╭─ TASK MATERIAL

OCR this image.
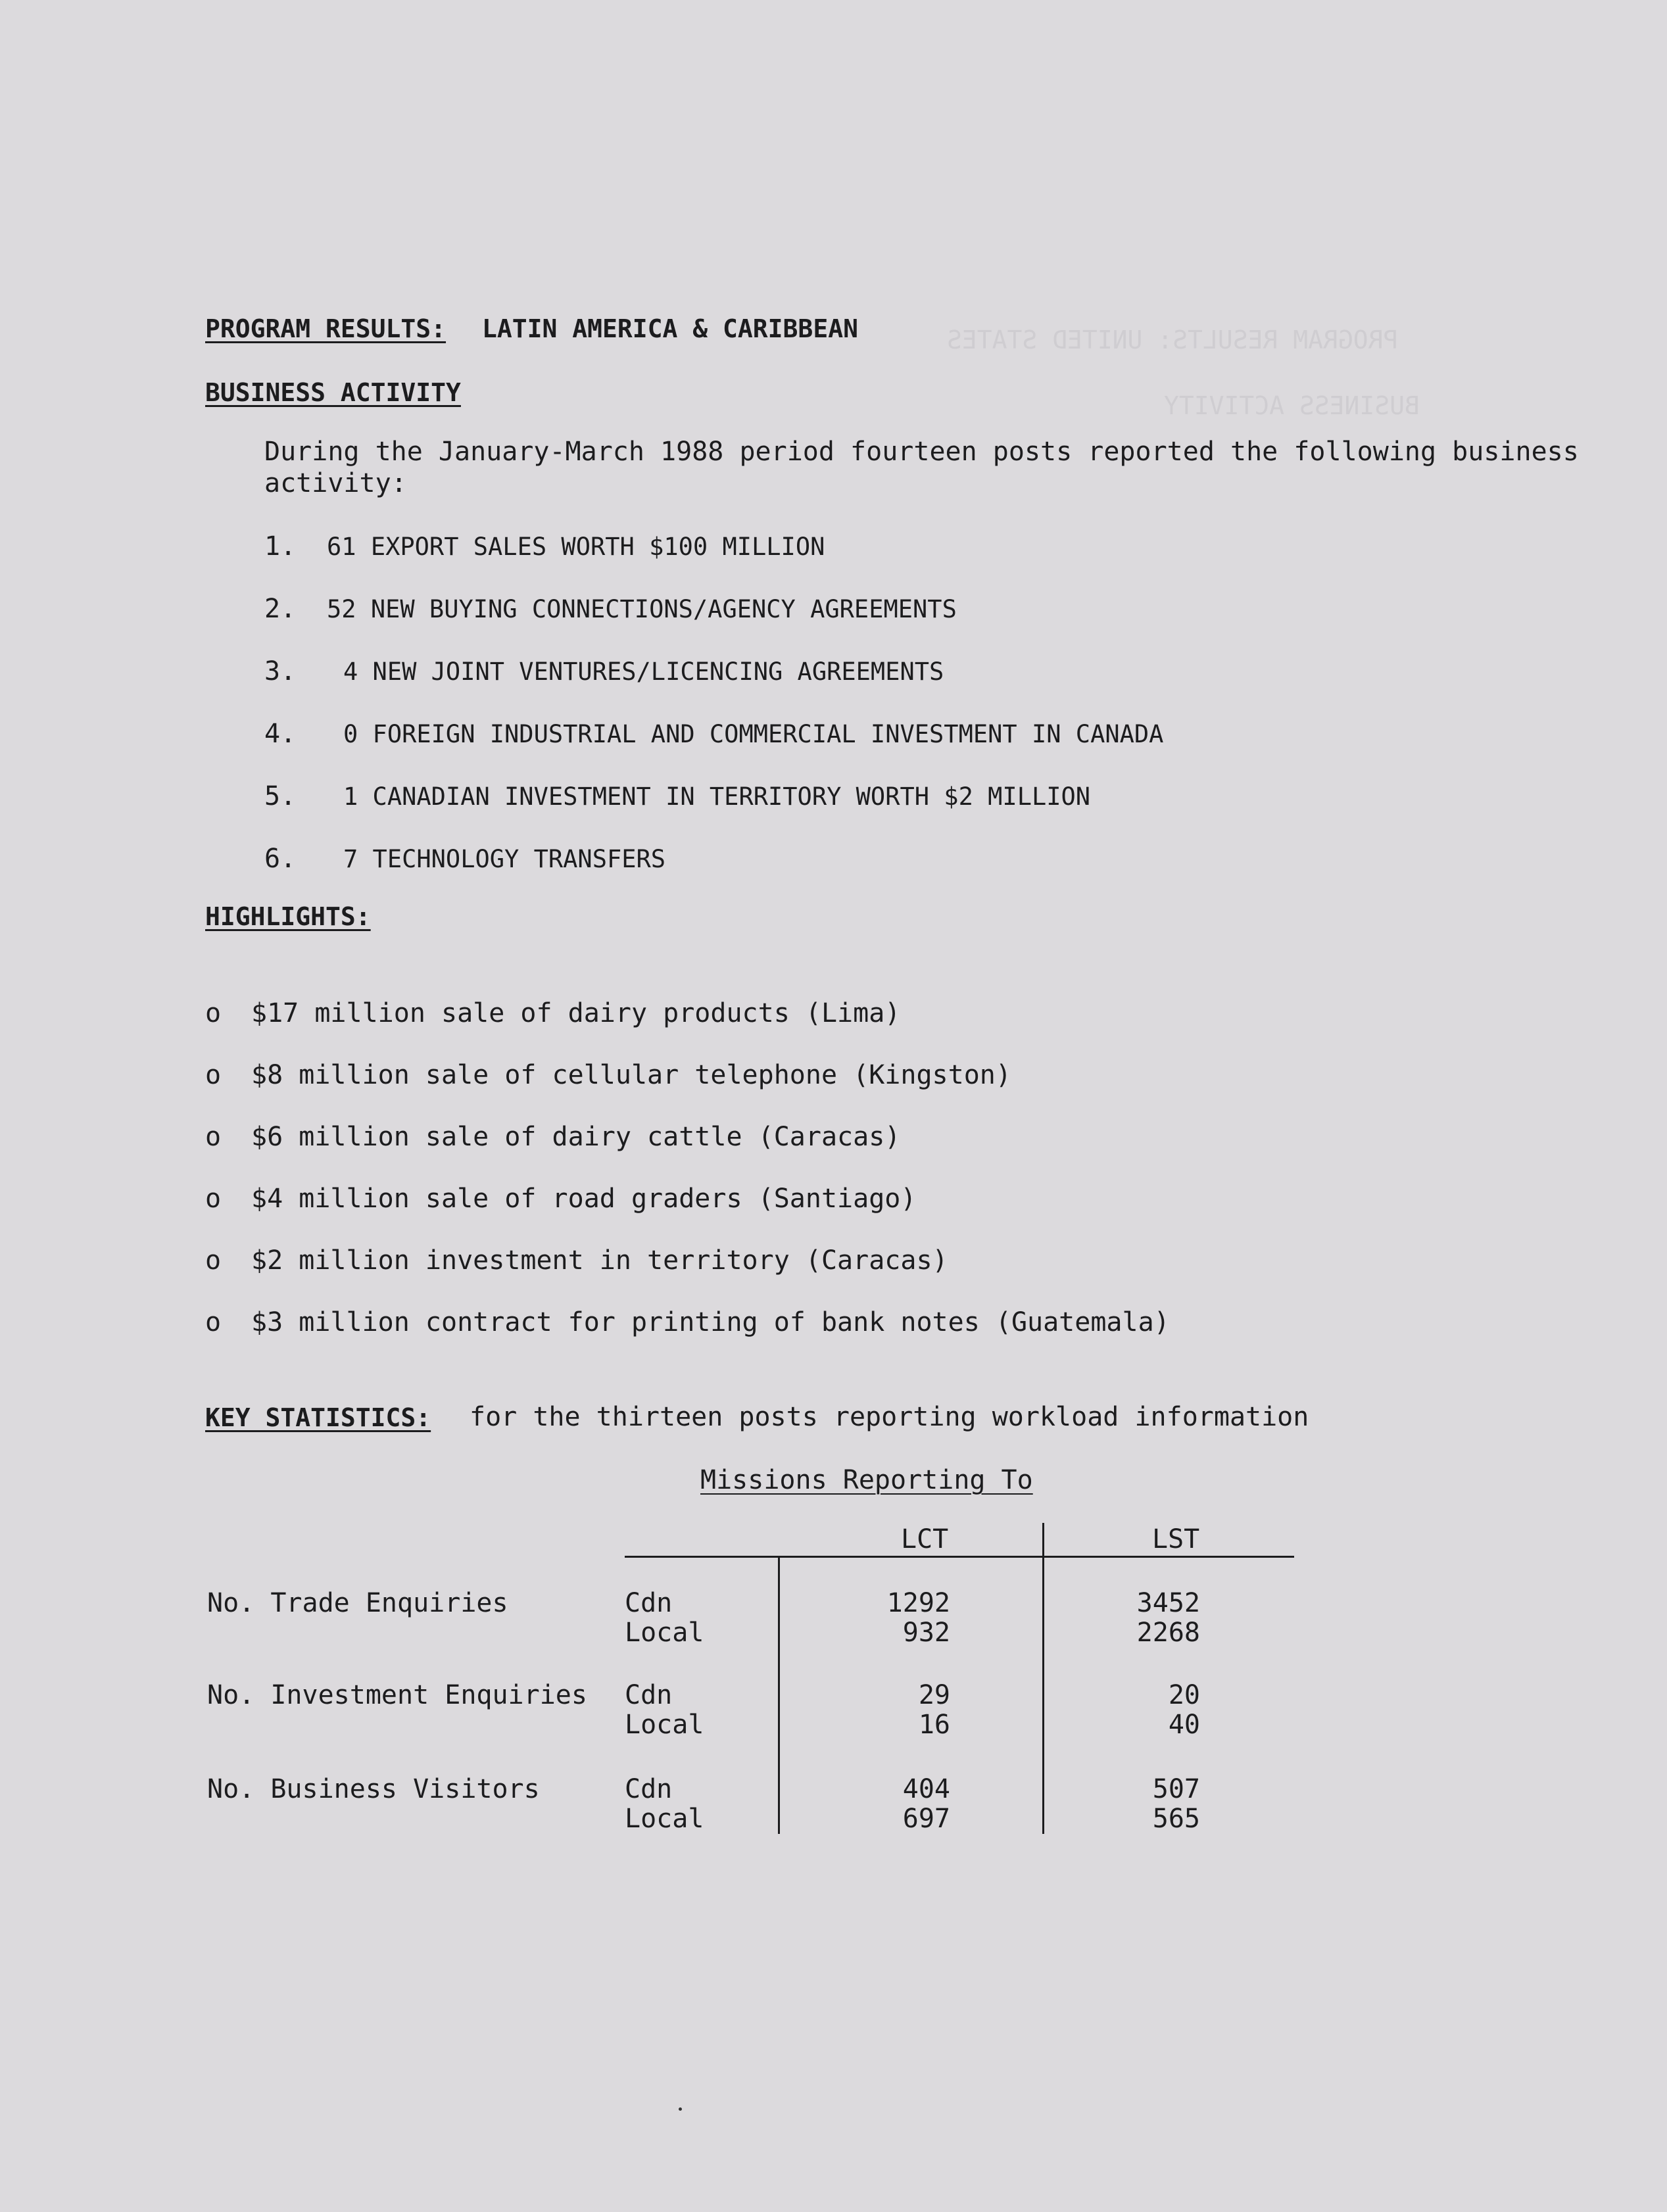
PROGRAM RESULTS: UNITED STATES
BUSINESS ACTIVITY
PROGRAM RESULTS: LATIN AMERICA & CARIBBEAN
BUSINESS ACTIVITY
During the January-March 1988 period fourteen posts reported the following business
activity:
1. 61 EXPORT SALES WORTH $100 MILLION
2. 52 NEW BUYING CONNECTIONS/AGENCY AGREEMENTS
3. 4 NEW JOINT VENTURES/LICENCING AGREEMENTS
4. 0 FOREIGN INDUSTRIAL AND COMMERCIAL INVESTMENT IN CANADA
5. 1 CANADIAN INVESTMENT IN TERRITORY WORTH $2 MILLION
6. 7 TECHNOLOGY TRANSFERS
HIGHLIGHTS:
o $17 million sale of dairy products (Lima)
o $8 million sale of cellular telephone (Kingston)
o $6 million sale of dairy cattle (Caracas)
o $4 million sale of road graders (Santiago)
o $2 million investment in territory (Caracas)
o $3 million contract for printing of bank notes (Guatemala)
KEY STATISTICS: for the thirteen posts reporting workload information
Missions Reporting To
LCT	LST
No. Trade Enquiries	Cdn	1292	3452
Local	932	2268
No. Investment Enquiries Cdn	29	20
Local	16	40
No. Business Visitors	Cdn	404	507
Local	697	565
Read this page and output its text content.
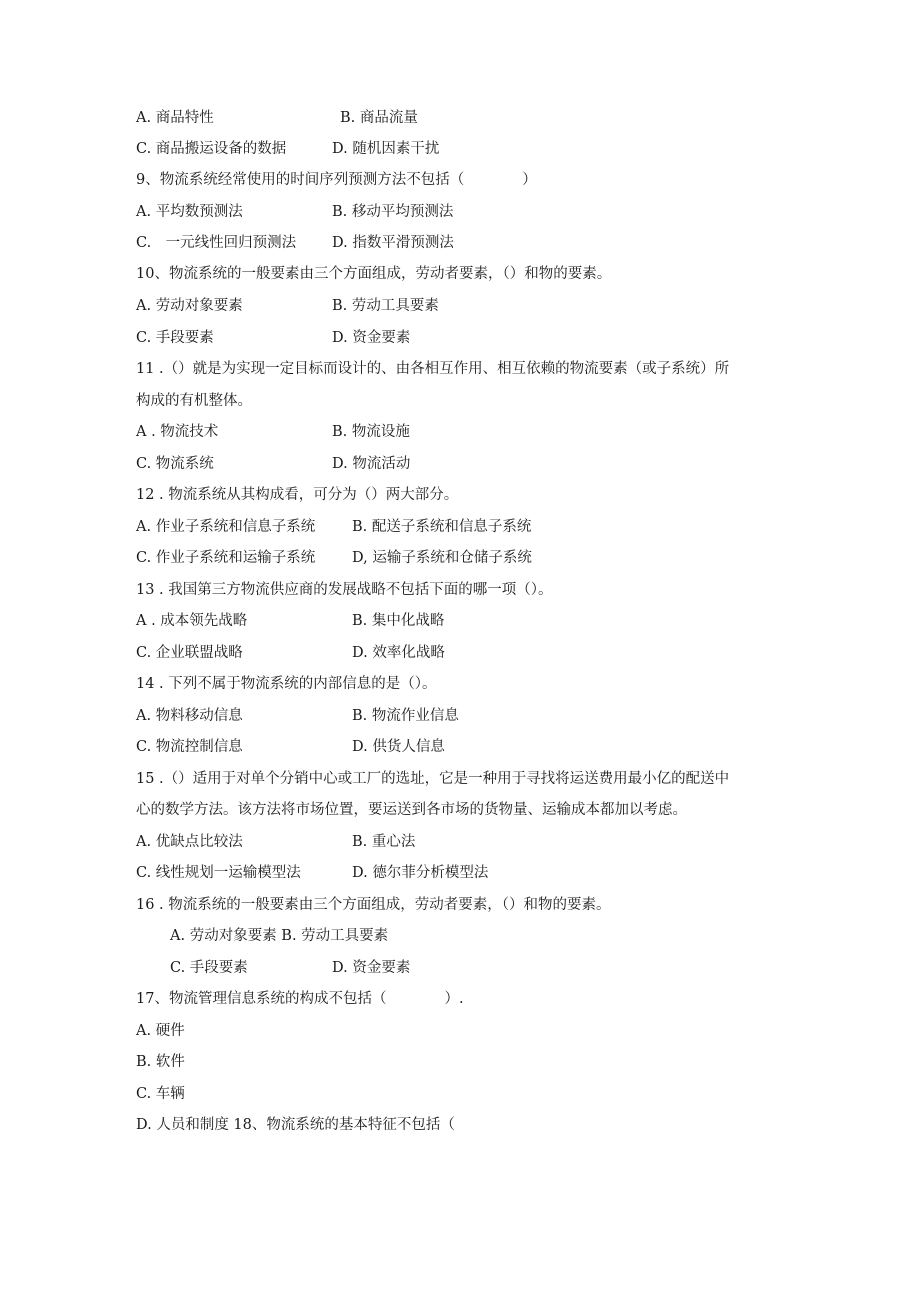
A. 商品特性	B. 商品流量
C. 商品搬运设备的数据	D. 随机因素干扰
9、物流系统经常使用的时间序列预测方法不包括（　　　　）
A. 平均数预测法	B. 移动平均预测法
C.　一元线性回归预测法 D. 指数平滑预测法
10、物流系统的一般要素由三个方面组成，劳动者要素，（）和物的要素。
A. 劳动对象要素	B. 劳动工具要素
C. 手段要素	D. 资金要素
11 .（）就是为实现一定目标而设计的、由各相互作用、相互依赖的物流要素（或子系统）所
构成的有机整体。
A . 物流技术	B. 物流设施
C. 物流系统	D. 物流活动
12 . 物流系统从其构成看，可分为（）两大部分。
A. 作业子系统和信息子系统	B. 配送子系统和信息子系统
C. 作业子系统和运输子系统	D, 运输子系统和仓储子系统
13 . 我国第三方物流供应商的发展战略不包括下面的哪一项（）。
A . 成本领先战略	B. 集中化战略
C. 企业联盟战略	D. 效率化战略
14 . 下列不属于物流系统的内部信息的是（）。
A. 物料移动信息	B. 物流作业信息
C. 物流控制信息	D. 供货人信息
15 .（）适用于对单个分销中心或工厂的选址，它是一种用于寻找将运送费用最小亿的配送中
心的数学方法。该方法将市场位置，要运送到各市场的货物量、运输成本都加以考虑。
A. 优缺点比较法	B. 重心法
C. 线性规划一运输模型法	D. 德尔菲分析模型法
16 . 物流系统的一般要素由三个方面组成，劳动者要素，（）和物的要素。
A. 劳动对象要素 B. 劳动工具要素
C. 手段要素	D. 资金要素
17、物流管理信息系统的构成不包括（　　　　）.
A. 硬件
B. 软件
C. 车辆
D. 人员和制度 18、物流系统的基本特征不包括（
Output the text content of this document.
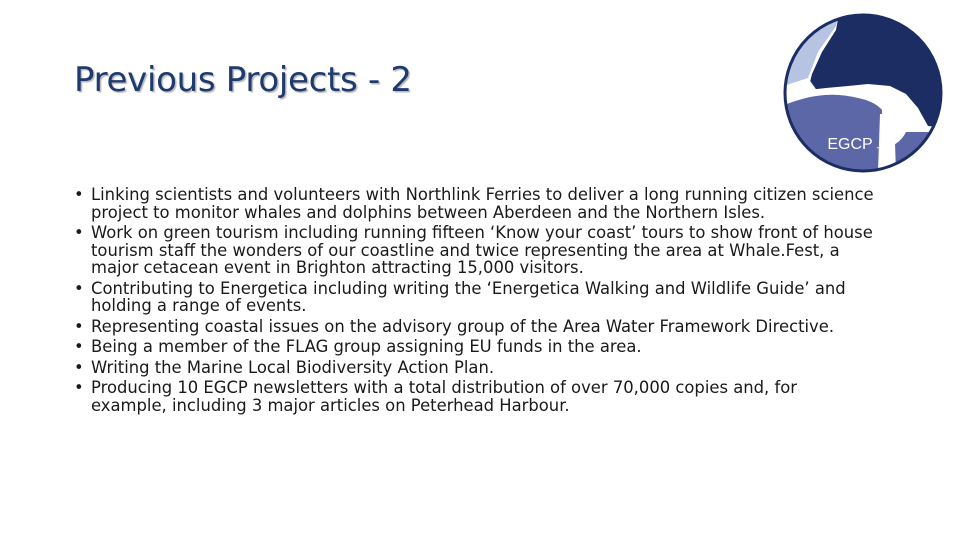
Previous Projects - 2
EGCP
• Linking scientists and volunteers with Northlink Ferries to deliver a long running citizen science project to monitor whales and dolphins between Aberdeen and the Northern Isles.
• Work on green tourism including running fifteen ‘Know your coast’ tours to show front of house tourism staff the wonders of our coastline and twice representing the area at Whale.Fest, a major cetacean event in Brighton attracting 15,000 visitors.
• Contributing to Energetica including writing the ‘Energetica Walking and Wildlife Guide’ and holding a range of events.
• Representing coastal issues on the advisory group of the Area Water Framework Directive.
• Being a member of the FLAG group assigning EU funds in the area.
• Writing the Marine Local Biodiversity Action Plan.
• Producing 10 EGCP newsletters with a total distribution of over 70,000 copies and, for example, including 3 major articles on Peterhead Harbour.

╰─

WORK INSTRUCTIONS
Set the entries down again exactly. Do not include the images.

TASK ANSWER
OCR this image.
PROGRAM RESULTS: UNITED STATES
BUSINESS ACTIVITY
PROGRAM RESULTS: LATIN AMERICA & CARIBBEAN
BUSINESS ACTIVITY
During the January-March 1988 period fourteen posts reported the following business
activity:
1. 61 EXPORT SALES WORTH $100 MILLION
2. 52 NEW BUYING CONNECTIONS/AGENCY AGREEMENTS
3. 4 NEW JOINT VENTURES/LICENCING AGREEMENTS
4. 0 FOREIGN INDUSTRIAL AND COMMERCIAL INVESTMENT IN CANADA
5. 1 CANADIAN INVESTMENT IN TERRITORY WORTH $2 MILLION
6. 7 TECHNOLOGY TRANSFERS
HIGHLIGHTS:
o $17 million sale of dairy products (Lima)
o $8 million sale of cellular telephone (Kingston)
o $6 million sale of dairy cattle (Caracas)
o $4 million sale of road graders (Santiago)
o $2 million investment in territory (Caracas)
o $3 million contract for printing of bank notes (Guatemala)
KEY STATISTICS: for the thirteen posts reporting workload information
Missions Reporting To
LCT	LST
No. Trade Enquiries	Cdn	1292	3452
Local	932	2268
No. Investment Enquiries Cdn	29	20
Local	16	40
No. Business Visitors	Cdn	404	507
Local	697	565
Read this page and output its text content.
A. 商品特性	B. 商品流量
C. 商品搬运设备的数据	D. 随机因素干扰
9、物流系统经常使用的时间序列预测方法不包括（　　　　）
A. 平均数预测法	B. 移动平均预测法
C.　一元线性回归预测法 D. 指数平滑预测法
10、物流系统的一般要素由三个方面组成，劳动者要素，（）和物的要素。
A. 劳动对象要素	B. 劳动工具要素
C. 手段要素	D. 资金要素
11 .（）就是为实现一定目标而设计的、由各相互作用、相互依赖的物流要素（或子系统）所
构成的有机整体。
A . 物流技术	B. 物流设施
C. 物流系统	D. 物流活动
12 . 物流系统从其构成看，可分为（）两大部分。
A. 作业子系统和信息子系统	B. 配送子系统和信息子系统
C. 作业子系统和运输子系统	D, 运输子系统和仓储子系统
13 . 我国第三方物流供应商的发展战略不包括下面的哪一项（）。
A . 成本领先战略	B. 集中化战略
C. 企业联盟战略	D. 效率化战略
14 . 下列不属于物流系统的内部信息的是（）。
A. 物料移动信息	B. 物流作业信息
C. 物流控制信息	D. 供货人信息
15 .（）适用于对单个分销中心或工厂的选址，它是一种用于寻找将运送费用最小亿的配送中
心的数学方法。该方法将市场位置，要运送到各市场的货物量、运输成本都加以考虑。
A. 优缺点比较法	B. 重心法
C. 线性规划一运输模型法	D. 德尔菲分析模型法
16 . 物流系统的一般要素由三个方面组成，劳动者要素，（）和物的要素。
A. 劳动对象要素 B. 劳动工具要素
C. 手段要素	D. 资金要素
17、物流管理信息系统的构成不包括（　　　　）.
A. 硬件
B. 软件
C. 车辆
D. 人员和制度 18、物流系统的基本特征不包括（
Output the text content of this document.
Previous Projects - 2
EGCP
• Linking scientists and volunteers with Northlink Ferries to deliver a long running citizen science project to monitor whales and dolphins between Aberdeen and the Northern Isles.
• Work on green tourism including running fifteen ‘Know your coast’ tours to show front of house tourism staff the wonders of our coastline and twice representing the area at Whale.Fest, a major cetacean event in Brighton attracting 15,000 visitors.
• Contributing to Energetica including writing the ‘Energetica Walking and Wildlife Guide’ and holding a range of events.
• Representing coastal issues on the advisory group of the Area Water Framework Directive.
• Being a member of the FLAG group assigning EU funds in the area.
• Writing the Marine Local Biodiversity Action Plan.
• Producing 10 EGCP newsletters with a total distribution of over 70,000 copies and, for example, including 3 major articles on Peterhead Harbour.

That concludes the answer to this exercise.